• _WHAT YOU NEED TO DO_: Of all the lines in these entries, how many contain the string "image"? Give only that count.
+--
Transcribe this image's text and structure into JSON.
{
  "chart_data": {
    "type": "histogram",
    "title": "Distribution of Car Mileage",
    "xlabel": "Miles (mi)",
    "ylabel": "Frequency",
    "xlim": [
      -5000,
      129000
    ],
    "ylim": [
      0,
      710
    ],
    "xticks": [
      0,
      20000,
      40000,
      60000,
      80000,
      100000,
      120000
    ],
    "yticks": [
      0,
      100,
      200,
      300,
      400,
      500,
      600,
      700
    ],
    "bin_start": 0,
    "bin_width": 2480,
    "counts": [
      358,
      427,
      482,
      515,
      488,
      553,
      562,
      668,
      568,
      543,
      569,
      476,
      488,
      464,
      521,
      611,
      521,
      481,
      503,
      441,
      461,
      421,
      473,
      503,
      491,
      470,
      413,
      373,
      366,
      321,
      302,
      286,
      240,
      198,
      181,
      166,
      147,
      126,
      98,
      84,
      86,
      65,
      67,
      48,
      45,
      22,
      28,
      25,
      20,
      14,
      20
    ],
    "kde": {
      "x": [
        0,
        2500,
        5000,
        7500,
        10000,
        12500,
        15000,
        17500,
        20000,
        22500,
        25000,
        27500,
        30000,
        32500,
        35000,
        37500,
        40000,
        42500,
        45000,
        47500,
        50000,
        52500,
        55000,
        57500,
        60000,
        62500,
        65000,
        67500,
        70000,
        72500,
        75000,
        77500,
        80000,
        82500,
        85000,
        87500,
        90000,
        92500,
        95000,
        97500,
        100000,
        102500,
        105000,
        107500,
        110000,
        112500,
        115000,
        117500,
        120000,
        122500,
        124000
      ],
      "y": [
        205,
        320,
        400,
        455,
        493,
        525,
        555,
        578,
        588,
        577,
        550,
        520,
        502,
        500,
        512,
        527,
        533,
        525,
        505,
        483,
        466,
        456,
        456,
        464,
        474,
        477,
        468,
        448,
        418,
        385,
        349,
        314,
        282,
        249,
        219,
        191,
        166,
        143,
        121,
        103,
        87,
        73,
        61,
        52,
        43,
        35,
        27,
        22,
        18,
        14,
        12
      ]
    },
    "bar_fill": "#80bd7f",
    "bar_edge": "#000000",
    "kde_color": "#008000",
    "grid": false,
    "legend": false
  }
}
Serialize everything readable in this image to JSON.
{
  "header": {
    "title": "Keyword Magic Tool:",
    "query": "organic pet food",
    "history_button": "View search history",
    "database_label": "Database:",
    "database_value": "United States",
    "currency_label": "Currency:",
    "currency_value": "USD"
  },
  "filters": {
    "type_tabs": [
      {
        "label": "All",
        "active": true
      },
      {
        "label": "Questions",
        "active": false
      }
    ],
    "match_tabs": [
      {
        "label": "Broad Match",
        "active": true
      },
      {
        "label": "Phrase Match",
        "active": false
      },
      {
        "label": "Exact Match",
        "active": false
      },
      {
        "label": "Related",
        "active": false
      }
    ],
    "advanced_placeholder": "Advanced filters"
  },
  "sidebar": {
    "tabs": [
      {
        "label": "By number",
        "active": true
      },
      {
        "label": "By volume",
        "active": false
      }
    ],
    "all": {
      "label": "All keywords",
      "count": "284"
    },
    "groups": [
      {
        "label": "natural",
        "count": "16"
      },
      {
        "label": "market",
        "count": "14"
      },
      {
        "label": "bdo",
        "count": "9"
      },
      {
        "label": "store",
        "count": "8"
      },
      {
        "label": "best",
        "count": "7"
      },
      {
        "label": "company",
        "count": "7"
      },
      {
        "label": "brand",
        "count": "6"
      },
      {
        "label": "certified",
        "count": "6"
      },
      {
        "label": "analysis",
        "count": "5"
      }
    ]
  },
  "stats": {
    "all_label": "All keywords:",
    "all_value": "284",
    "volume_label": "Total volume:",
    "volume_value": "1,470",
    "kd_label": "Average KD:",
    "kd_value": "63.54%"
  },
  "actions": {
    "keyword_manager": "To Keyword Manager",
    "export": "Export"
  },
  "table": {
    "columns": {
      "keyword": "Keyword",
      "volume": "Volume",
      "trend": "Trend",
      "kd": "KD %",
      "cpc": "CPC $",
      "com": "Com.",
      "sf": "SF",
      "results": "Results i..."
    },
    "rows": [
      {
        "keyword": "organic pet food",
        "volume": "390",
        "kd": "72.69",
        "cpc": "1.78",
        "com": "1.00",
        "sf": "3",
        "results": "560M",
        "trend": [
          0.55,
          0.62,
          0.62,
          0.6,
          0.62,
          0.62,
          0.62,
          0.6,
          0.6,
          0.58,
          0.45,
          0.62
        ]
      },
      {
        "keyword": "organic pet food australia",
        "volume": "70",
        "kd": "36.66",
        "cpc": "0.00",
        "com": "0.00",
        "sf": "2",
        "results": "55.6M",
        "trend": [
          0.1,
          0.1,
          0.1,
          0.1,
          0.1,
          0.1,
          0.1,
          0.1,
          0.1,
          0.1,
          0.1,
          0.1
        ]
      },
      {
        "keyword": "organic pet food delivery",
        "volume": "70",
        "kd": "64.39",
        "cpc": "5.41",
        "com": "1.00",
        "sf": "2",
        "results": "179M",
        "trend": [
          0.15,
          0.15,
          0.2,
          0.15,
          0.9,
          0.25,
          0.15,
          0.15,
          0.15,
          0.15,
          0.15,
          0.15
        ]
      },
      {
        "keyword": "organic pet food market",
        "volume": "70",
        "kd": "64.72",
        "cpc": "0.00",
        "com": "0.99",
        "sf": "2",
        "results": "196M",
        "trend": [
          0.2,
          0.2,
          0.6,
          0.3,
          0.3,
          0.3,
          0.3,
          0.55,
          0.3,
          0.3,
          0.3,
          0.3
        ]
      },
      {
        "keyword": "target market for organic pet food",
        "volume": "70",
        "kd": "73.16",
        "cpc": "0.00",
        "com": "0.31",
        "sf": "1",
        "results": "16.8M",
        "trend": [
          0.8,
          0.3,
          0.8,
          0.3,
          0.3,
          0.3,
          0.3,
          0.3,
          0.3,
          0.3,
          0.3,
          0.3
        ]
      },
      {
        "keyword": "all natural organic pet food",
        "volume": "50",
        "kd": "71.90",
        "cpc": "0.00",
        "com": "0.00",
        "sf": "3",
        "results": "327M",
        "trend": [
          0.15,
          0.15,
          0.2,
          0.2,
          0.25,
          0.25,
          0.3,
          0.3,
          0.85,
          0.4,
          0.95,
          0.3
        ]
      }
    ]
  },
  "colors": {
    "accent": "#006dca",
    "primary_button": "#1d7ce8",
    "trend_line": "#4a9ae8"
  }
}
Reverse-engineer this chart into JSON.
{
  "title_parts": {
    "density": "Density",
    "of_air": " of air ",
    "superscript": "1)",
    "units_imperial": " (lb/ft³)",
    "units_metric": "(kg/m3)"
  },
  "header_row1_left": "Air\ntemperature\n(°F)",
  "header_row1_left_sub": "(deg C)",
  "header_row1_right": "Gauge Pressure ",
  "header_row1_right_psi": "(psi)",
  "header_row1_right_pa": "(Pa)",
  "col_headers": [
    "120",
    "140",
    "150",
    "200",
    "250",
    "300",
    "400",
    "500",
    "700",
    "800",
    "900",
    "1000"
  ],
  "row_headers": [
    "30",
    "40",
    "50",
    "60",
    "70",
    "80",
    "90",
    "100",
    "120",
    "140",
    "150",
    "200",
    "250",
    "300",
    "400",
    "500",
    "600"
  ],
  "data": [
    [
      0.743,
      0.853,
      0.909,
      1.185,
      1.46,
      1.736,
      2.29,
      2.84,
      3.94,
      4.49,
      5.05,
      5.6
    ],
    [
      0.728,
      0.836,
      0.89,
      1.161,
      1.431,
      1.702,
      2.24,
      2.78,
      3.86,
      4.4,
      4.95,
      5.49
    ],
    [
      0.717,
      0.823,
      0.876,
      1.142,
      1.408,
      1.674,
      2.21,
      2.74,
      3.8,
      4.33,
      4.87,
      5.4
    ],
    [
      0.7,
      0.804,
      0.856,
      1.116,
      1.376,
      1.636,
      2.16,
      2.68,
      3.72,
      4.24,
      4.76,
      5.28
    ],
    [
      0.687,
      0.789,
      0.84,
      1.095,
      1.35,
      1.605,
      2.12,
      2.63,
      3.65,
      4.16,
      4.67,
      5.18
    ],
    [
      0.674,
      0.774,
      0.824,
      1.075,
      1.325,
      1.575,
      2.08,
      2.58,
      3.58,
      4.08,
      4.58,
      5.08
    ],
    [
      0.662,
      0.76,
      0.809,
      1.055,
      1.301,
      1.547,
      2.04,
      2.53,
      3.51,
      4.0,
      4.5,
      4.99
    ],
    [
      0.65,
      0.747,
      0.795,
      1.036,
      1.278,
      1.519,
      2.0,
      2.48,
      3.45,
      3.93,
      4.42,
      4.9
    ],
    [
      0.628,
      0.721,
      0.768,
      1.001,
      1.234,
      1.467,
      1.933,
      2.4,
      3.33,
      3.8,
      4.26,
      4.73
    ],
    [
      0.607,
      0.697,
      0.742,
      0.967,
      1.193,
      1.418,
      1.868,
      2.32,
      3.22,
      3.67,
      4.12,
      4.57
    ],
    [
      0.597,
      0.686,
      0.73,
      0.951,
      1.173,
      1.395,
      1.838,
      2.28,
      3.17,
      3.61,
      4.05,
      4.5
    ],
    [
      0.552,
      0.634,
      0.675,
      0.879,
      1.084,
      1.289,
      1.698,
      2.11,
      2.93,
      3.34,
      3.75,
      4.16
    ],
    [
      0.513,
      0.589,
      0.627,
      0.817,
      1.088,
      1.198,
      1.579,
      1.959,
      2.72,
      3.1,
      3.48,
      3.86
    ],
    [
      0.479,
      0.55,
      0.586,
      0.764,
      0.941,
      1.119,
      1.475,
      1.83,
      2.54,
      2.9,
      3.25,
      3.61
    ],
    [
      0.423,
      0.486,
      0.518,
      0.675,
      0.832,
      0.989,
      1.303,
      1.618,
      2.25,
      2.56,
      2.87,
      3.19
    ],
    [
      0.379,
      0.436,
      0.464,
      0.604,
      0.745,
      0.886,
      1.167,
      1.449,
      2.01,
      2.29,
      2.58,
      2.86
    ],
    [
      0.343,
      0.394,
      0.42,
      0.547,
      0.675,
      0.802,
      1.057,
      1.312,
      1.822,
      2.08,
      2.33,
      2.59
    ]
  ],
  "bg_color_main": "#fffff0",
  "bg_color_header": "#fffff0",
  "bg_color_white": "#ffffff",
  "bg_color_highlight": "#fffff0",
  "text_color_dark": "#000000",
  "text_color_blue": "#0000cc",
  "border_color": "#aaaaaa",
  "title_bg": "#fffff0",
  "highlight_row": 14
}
+--
• _FINISHED TASK_: 2